Written problem: Copy every line, leaving nothing out and adding nothing.

═══ Input data ═══

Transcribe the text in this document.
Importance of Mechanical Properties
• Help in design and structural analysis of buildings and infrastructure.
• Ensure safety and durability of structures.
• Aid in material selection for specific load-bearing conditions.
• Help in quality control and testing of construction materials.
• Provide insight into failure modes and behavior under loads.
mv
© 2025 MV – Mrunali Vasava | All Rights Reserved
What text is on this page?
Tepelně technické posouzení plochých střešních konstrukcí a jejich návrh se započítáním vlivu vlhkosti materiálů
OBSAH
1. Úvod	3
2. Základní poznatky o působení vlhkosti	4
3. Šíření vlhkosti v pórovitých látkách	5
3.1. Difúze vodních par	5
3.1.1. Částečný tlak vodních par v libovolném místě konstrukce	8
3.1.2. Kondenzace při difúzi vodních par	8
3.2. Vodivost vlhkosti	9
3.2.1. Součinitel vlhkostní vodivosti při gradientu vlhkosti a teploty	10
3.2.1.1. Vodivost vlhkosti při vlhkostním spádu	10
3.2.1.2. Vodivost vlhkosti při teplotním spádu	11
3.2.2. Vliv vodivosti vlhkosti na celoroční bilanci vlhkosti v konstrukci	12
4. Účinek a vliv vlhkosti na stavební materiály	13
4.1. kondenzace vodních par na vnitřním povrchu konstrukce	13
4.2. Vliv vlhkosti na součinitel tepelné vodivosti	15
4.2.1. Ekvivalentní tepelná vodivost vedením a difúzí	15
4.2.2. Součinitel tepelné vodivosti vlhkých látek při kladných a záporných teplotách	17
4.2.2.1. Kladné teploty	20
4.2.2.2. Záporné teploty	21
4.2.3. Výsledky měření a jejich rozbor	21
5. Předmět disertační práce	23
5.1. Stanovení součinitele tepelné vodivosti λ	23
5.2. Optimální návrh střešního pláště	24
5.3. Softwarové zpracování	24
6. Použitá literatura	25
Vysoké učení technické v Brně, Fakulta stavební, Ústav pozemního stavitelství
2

═══

Exercise answer:
Transcribe the text in this document.
Importance of Mechanical Properties
• Help in design and structural analysis of buildings and infrastructure.
• Ensure safety and durability of structures.
• Aid in material selection for specific load-bearing conditions.
• Help in quality control and testing of construction materials.
• Provide insight into failure modes and behavior under loads.
mv
© 2025 MV – Mrunali Vasava | All Rights Reserved
What text is on this page?
Tepelně technické posouzení plochých střešních konstrukcí a jejich návrh se započítáním vlivu vlhkosti materiálů
OBSAH
1. Úvod	3
2. Základní poznatky o působení vlhkosti	4
3. Šíření vlhkosti v pórovitých látkách	5
3.1. Difúze vodních par	5
3.1.1. Částečný tlak vodních par v libovolném místě konstrukce	8
3.1.2. Kondenzace při difúzi vodních par	8
3.2. Vodivost vlhkosti	9
3.2.1. Součinitel vlhkostní vodivosti při gradientu vlhkosti a teploty	10
3.2.1.1. Vodivost vlhkosti při vlhkostním spádu	10
3.2.1.2. Vodivost vlhkosti při teplotním spádu	11
3.2.2. Vliv vodivosti vlhkosti na celoroční bilanci vlhkosti v konstrukci	12
4. Účinek a vliv vlhkosti na stavební materiály	13
4.1. kondenzace vodních par na vnitřním povrchu konstrukce	13
4.2. Vliv vlhkosti na součinitel tepelné vodivosti	15
4.2.1. Ekvivalentní tepelná vodivost vedením a difúzí	15
4.2.2. Součinitel tepelné vodivosti vlhkých látek při kladných a záporných teplotách	17
4.2.2.1. Kladné teploty	20
4.2.2.2. Záporné teploty	21
4.2.3. Výsledky měření a jejich rozbor	21
5. Předmět disertační práce	23
5.1. Stanovení součinitele tepelné vodivosti λ	23
5.2. Optimální návrh střešního pláště	24
5.3. Softwarové zpracování	24
6. Použitá literatura	25
Vysoké učení technické v Brně, Fakulta stavební, Ústav pozemního stavitelství
2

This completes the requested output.